(Extracted records)
-------
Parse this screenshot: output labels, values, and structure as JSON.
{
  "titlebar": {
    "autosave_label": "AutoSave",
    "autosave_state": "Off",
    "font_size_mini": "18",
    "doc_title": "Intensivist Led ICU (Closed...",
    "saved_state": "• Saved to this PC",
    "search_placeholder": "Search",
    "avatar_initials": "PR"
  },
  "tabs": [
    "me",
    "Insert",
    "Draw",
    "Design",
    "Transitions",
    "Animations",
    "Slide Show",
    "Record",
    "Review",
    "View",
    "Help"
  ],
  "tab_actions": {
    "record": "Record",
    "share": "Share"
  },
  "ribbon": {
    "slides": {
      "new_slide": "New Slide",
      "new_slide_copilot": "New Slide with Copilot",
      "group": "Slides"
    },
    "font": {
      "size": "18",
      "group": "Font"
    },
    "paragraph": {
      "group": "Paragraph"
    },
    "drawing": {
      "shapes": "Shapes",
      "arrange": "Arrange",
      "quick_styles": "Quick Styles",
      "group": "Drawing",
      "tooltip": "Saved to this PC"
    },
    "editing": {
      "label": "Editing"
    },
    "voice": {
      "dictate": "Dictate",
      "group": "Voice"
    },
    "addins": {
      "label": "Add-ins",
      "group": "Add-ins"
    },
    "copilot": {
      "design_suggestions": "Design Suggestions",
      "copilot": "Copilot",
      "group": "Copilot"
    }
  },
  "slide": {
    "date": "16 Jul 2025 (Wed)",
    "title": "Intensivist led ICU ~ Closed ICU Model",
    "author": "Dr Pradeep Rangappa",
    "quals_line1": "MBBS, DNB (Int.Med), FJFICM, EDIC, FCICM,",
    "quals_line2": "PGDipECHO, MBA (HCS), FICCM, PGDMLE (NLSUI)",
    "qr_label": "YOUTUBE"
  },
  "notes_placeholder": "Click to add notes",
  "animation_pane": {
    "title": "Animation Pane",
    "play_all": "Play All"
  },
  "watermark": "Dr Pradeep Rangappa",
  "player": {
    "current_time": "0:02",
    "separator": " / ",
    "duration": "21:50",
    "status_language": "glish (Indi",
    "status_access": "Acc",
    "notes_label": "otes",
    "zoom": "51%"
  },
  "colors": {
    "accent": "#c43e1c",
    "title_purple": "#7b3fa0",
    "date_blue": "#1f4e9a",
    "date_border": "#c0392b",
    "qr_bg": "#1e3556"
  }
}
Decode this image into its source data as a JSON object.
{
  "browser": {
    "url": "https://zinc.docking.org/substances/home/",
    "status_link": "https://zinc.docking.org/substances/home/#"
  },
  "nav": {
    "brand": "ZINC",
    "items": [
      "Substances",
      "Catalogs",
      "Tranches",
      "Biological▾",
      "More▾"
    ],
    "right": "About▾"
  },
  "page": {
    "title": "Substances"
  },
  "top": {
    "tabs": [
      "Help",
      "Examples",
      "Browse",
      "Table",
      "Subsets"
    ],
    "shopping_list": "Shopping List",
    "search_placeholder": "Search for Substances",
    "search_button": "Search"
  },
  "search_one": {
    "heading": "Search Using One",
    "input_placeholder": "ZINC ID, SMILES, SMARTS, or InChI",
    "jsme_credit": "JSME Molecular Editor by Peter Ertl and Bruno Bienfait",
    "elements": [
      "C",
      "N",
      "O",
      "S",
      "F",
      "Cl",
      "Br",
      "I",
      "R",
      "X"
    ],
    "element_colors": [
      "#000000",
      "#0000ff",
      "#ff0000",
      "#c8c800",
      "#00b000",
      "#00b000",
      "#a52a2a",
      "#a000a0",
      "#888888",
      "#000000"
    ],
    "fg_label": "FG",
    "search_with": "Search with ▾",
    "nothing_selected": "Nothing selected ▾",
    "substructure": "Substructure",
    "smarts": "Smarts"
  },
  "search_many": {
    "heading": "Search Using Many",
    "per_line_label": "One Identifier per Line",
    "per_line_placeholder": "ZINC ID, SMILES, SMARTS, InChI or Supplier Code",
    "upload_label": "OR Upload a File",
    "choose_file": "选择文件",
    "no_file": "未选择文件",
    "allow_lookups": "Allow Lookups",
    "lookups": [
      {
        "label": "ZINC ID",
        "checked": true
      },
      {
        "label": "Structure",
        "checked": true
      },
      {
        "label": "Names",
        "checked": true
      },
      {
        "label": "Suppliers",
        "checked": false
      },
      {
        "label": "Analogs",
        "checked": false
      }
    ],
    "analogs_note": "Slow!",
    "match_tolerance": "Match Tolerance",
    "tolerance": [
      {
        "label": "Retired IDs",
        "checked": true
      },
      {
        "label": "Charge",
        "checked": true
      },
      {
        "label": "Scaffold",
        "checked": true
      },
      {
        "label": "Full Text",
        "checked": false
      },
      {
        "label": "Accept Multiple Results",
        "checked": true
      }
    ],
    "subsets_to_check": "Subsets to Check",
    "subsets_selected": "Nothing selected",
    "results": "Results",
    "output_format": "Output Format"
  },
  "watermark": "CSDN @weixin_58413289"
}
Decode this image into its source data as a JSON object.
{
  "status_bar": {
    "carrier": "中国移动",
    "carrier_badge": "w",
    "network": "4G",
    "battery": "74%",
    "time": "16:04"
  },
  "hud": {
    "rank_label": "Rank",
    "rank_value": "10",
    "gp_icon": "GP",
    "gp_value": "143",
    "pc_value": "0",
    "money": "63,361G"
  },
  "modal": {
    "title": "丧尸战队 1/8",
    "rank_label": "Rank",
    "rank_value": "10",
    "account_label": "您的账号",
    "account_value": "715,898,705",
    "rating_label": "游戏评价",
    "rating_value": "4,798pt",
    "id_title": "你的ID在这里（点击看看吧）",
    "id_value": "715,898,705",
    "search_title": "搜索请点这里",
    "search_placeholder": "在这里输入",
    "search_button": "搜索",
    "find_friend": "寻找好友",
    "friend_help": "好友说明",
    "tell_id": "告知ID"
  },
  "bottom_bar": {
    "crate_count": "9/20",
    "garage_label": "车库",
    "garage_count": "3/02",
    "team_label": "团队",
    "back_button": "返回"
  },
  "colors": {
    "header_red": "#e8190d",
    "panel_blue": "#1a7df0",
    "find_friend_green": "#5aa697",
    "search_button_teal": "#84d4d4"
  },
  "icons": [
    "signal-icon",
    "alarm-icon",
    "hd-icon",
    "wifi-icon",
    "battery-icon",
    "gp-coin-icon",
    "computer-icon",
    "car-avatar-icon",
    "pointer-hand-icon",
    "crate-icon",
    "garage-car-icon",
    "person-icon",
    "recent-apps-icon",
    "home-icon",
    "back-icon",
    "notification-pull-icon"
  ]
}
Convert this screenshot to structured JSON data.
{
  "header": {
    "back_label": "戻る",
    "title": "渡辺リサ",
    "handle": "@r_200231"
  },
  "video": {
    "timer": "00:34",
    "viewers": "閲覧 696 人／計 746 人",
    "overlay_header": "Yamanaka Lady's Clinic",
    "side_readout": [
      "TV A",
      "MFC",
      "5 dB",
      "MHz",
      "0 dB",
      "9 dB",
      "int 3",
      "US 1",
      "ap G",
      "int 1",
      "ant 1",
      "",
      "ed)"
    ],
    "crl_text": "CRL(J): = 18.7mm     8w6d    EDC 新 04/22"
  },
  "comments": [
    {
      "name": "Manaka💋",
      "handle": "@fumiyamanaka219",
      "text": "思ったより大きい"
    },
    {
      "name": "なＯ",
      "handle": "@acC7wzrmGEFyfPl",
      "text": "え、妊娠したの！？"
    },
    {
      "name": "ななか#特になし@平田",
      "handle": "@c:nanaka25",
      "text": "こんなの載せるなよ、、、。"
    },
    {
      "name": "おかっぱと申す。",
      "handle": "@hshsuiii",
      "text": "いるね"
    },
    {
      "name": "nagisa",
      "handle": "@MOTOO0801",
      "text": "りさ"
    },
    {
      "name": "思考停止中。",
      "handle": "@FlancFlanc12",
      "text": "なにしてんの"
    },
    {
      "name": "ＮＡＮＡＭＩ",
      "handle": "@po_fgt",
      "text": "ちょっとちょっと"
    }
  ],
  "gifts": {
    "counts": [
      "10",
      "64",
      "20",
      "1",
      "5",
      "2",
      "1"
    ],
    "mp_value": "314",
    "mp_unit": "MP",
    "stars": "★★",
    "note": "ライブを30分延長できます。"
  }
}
-------
### YOUR TASK
Copy all lines in the listing above where the string "group" appears.

### RESULT OF THIS EXERCISE
      "group": "Slides"
      "group": "Font"
      "group": "Paragraph"
      "group": "Drawing",
      "group": "Voice"
      "group": "Add-ins"
      "group": "Copilot"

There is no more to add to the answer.